Top of PROVIDED PASSAGE
Tech spending may be stagnating, but enterprises aren’t cutting back on storage management software (SMS).

The market hit $10.6 billion last year, a 12.2 percent spike from 2006, and is expected to surpass $11 billion in 2008, according to a new Gartner report on trends and vendor leadership in the SMS market.

Greater demand for backup and recovery technology, as well as data replication tools, are propelling the worldwide SMS market that is expected to have an 8 percent growth rate over the next five years.

“Overall, storage resource management is a healthy market, with double digit growth,” Alan Dayley, research director for the software market at Gartner (NYSE: IT), told InternetNews.com. “Deduplication and virtualization technologies are definitely having an impact as well,” he said.

In 2007 backup and recovery software grew 11.4 percent to $2.6 billion from $2.3 billion in 2006.

Storage vendors are competing for greater market share in what’s clearly a field of opportunity. Enterprise Storage Group predicts just 37 percent of enterprises have some type of SRM technology in place.
Bottom of PROVIDED PASSAGE
Top of SUPPLIED INFORMATION
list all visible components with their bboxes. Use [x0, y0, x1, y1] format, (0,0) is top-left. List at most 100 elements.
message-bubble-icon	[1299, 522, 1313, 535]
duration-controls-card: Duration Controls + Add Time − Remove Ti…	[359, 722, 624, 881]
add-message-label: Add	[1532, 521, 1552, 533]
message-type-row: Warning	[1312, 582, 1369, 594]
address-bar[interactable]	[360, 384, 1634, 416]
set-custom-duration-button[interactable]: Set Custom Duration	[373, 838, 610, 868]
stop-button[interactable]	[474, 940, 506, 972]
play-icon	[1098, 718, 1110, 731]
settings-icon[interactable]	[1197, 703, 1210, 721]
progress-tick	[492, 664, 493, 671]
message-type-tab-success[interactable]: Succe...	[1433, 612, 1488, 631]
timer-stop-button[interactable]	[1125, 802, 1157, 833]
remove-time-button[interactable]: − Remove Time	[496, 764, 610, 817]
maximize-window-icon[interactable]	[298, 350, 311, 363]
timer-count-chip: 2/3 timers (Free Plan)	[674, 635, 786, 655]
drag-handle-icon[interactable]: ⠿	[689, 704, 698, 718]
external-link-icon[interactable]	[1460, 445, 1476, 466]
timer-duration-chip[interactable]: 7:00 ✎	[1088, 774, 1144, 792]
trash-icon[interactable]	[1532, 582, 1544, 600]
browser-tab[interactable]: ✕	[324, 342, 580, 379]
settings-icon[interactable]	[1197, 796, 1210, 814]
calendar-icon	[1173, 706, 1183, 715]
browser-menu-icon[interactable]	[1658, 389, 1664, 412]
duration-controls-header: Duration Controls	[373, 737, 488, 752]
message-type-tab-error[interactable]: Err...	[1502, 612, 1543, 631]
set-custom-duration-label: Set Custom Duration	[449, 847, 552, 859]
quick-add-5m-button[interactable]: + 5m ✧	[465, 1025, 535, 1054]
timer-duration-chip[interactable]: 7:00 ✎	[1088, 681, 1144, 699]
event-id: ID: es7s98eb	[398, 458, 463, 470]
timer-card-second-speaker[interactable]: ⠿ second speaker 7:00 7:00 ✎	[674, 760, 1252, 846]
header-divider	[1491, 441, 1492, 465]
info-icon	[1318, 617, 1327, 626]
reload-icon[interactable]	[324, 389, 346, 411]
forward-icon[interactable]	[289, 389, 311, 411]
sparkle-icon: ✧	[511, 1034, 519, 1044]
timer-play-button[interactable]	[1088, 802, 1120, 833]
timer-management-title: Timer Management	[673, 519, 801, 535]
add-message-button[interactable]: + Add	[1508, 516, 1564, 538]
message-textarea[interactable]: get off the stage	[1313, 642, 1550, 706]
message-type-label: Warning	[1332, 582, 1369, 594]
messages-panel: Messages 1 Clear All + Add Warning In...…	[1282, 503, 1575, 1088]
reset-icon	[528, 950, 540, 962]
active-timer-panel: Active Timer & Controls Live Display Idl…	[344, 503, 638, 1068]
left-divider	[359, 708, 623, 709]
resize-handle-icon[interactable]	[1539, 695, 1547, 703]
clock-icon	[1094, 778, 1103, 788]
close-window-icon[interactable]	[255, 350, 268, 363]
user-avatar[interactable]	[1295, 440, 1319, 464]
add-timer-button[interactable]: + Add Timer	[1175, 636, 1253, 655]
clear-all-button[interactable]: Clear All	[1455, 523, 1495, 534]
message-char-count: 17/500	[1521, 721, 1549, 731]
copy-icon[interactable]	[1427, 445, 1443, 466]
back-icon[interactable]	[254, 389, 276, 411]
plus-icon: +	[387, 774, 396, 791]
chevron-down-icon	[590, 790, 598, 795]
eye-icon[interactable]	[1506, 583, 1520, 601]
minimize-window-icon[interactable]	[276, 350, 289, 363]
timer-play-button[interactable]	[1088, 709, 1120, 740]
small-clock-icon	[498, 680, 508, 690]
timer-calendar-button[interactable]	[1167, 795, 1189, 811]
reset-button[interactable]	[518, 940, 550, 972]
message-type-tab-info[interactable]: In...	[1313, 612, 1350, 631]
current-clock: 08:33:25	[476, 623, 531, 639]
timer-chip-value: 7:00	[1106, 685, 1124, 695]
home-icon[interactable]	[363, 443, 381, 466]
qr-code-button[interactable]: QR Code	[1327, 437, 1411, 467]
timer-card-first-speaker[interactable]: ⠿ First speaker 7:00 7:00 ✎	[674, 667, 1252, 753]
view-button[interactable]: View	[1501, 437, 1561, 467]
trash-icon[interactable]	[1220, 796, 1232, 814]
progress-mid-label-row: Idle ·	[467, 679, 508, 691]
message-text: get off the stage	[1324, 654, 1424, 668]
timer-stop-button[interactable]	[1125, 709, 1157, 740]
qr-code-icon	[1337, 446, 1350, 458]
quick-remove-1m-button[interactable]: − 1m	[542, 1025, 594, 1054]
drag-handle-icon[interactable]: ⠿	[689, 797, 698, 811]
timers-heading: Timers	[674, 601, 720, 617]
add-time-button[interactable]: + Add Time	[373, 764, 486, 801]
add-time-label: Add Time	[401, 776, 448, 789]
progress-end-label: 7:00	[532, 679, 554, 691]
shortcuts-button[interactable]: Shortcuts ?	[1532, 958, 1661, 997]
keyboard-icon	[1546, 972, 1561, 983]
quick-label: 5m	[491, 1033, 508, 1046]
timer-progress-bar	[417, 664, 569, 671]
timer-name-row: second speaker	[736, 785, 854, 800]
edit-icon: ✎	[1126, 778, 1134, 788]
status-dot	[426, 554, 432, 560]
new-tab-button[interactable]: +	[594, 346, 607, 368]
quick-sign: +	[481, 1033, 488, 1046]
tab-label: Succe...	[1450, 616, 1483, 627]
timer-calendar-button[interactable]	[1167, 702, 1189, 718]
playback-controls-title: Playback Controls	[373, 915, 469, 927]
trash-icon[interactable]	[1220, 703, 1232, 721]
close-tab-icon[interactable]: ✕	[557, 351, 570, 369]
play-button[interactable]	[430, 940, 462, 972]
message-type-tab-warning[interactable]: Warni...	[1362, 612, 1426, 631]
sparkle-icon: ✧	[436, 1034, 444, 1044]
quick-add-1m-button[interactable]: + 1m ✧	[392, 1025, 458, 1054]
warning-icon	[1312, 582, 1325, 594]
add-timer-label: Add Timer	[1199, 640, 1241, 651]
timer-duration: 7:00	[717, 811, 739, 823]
Bottom of SUPPLIED INFORMATION
#### [ASSIGNMENT]
Reproduce the portion of the storage software market text that opens with the words "The market hit" and closes with "billion in 2006.", keeping every word unchanged.

#### [ANSWER TO THIS EXERCISE]
The market hit $10.6 billion last year, a 12.2 percent spike from 2006, and is expected to surpass $11 billion in 2008, according to a new Gartner report on trends and vendor leadership in the SMS market.

Greater demand for backup and recovery technology, as well as data replication tools, are propelling the worldwide SMS market that is expected to have an 8 percent growth rate over the next five years.

“Overall, storage resource management is a healthy market, with double digit growth,” Alan Dayley, research director for the software market at Gartner (NYSE: IT), told InternetNews.com. “Deduplication and virtualization technologies are definitely having an impact as well,” he said.

In 2007 backup and recovery software grew 11.4 percent to $2.6 billion from $2.3 billion in 2006.